-- begin --

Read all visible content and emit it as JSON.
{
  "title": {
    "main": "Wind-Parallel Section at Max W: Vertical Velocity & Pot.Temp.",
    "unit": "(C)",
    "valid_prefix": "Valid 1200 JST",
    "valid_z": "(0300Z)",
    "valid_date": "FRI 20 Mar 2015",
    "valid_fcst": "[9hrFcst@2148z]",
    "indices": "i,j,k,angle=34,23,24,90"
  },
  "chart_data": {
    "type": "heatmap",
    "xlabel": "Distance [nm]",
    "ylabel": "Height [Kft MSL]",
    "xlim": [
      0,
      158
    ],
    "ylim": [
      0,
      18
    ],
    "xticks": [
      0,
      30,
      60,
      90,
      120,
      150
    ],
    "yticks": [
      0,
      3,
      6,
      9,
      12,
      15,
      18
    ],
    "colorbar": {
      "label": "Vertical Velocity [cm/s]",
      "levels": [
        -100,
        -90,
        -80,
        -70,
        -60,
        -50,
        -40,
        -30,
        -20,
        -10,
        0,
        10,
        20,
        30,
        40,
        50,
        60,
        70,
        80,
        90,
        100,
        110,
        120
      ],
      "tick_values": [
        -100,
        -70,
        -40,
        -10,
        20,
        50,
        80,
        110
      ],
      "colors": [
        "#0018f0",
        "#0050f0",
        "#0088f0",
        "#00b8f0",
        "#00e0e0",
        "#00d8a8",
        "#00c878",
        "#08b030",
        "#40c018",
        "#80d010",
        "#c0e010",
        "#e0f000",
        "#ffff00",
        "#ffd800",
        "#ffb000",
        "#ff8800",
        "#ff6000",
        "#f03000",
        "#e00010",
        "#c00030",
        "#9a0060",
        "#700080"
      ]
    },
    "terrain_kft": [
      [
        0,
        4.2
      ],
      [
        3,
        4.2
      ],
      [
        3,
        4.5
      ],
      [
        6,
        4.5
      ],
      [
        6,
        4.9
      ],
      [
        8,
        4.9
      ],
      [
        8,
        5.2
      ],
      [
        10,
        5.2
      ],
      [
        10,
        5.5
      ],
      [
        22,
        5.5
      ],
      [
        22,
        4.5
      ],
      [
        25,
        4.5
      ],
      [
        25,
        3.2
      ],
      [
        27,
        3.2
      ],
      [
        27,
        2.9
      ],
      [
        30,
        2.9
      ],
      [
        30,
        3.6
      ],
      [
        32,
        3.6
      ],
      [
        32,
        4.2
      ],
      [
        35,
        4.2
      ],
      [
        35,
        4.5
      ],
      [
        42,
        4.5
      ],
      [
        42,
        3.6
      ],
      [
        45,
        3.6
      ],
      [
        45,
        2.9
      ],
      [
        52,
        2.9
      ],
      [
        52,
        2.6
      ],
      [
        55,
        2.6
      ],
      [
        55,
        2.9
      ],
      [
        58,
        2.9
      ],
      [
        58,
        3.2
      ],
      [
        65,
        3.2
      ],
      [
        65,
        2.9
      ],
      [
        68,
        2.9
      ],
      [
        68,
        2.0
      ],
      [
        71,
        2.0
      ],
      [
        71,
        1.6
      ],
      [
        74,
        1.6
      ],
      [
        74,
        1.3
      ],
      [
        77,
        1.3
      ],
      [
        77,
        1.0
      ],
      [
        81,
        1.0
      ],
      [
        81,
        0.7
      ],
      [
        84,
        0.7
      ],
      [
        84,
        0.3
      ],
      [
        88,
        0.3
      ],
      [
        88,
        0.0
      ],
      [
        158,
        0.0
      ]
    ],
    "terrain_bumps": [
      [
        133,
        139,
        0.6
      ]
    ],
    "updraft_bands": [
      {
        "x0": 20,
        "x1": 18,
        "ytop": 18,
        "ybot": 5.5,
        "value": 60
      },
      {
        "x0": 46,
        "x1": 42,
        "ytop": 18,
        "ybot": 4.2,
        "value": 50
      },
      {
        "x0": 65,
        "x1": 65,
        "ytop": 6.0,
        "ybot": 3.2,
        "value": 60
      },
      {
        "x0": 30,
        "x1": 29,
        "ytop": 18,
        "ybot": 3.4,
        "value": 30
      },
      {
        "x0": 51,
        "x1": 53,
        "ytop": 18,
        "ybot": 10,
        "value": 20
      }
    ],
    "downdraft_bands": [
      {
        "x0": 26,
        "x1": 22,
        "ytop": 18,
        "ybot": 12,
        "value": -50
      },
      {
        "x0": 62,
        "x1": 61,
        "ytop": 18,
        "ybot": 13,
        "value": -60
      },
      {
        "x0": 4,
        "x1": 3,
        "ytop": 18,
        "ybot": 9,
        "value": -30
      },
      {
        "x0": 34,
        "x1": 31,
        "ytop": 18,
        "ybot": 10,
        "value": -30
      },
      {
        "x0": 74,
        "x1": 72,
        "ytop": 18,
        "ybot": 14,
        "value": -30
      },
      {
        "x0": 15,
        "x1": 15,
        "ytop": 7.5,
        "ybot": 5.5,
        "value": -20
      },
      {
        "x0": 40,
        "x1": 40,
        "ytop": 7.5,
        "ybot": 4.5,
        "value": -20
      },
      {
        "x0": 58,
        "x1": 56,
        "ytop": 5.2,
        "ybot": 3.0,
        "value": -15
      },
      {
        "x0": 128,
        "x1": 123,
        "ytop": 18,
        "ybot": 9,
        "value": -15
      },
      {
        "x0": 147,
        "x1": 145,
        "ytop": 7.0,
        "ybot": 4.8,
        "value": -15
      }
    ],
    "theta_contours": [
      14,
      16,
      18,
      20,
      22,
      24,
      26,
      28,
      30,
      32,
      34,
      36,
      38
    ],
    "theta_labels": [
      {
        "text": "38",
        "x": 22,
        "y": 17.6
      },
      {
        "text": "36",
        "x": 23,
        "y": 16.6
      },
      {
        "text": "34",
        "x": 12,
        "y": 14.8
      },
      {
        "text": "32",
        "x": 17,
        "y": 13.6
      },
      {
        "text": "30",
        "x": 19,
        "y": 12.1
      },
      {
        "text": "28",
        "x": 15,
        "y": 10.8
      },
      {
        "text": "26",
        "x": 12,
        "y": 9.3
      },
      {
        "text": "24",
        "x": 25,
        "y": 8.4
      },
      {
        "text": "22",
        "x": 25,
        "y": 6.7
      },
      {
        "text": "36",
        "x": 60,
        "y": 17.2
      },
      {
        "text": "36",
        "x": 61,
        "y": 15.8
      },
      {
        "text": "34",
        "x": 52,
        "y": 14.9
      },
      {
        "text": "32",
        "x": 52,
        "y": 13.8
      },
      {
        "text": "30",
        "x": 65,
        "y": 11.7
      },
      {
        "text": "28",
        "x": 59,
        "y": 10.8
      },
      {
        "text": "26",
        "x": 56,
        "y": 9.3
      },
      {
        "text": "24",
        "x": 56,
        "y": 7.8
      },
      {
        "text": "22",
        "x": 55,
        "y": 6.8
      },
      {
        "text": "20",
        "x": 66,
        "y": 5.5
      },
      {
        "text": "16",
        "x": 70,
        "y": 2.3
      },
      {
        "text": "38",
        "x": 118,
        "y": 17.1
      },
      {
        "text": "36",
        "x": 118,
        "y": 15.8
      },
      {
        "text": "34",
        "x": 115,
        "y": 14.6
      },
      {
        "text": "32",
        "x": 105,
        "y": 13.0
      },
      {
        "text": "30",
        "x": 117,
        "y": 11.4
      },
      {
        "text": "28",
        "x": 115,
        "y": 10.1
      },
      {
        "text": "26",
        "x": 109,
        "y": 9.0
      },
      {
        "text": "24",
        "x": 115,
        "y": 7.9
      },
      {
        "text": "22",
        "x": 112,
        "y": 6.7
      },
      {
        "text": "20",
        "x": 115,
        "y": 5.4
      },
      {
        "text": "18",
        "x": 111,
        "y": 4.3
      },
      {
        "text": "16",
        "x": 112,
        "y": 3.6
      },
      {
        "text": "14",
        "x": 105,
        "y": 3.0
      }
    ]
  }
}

-- end --

§ **Problem description**
Gather each line from the entries above that includes the word "Velocity".

§ **Full solution**
    "main": "Wind-Parallel Section at Max W: Vertical Velocity & Pot.Temp.",
      "label": "Vertical Velocity [cm/s]",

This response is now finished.